[INSTRUCTIONS FOR THE TASK]:
Locate the word "plug" in the entries below, then gather every line that holds it.

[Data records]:
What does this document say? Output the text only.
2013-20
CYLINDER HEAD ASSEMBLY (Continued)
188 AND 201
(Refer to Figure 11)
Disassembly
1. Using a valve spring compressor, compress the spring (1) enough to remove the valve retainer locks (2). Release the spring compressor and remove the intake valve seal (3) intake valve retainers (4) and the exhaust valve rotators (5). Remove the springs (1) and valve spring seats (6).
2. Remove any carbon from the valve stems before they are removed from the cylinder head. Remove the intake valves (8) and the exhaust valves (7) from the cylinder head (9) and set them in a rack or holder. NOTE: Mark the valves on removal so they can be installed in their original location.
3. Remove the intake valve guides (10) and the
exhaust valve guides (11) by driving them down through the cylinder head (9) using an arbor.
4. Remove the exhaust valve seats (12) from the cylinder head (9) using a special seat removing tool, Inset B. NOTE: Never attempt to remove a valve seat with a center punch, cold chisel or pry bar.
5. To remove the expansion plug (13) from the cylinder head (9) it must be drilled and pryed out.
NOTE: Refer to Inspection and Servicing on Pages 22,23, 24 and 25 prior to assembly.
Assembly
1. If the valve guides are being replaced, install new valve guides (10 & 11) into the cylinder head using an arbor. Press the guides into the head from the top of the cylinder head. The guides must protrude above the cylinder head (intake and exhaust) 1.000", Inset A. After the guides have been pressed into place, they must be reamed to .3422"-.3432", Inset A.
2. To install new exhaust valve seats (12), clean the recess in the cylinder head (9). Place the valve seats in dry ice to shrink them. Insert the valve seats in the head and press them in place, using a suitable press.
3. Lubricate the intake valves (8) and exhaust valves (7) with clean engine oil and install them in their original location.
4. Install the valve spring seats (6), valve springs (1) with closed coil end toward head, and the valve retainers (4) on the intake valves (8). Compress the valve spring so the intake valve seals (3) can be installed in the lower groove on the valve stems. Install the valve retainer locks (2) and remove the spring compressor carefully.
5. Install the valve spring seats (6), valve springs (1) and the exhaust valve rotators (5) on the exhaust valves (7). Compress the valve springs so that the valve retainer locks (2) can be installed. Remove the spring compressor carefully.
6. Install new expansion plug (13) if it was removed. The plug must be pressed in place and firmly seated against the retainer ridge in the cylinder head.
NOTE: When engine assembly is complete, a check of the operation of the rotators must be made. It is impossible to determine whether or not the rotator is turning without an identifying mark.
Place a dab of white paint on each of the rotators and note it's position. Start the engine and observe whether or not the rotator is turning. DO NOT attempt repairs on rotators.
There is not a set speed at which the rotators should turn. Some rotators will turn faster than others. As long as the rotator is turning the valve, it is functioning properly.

[COMPLETED TASK]:
5. To remove the expansion plug (13) from the cylinder head (9) it must be drilled and pryed out.
6. Install new expansion plug (13) if it was removed. The plug must be pressed in place and firmly seated against the retainer ridge in the cylinder head.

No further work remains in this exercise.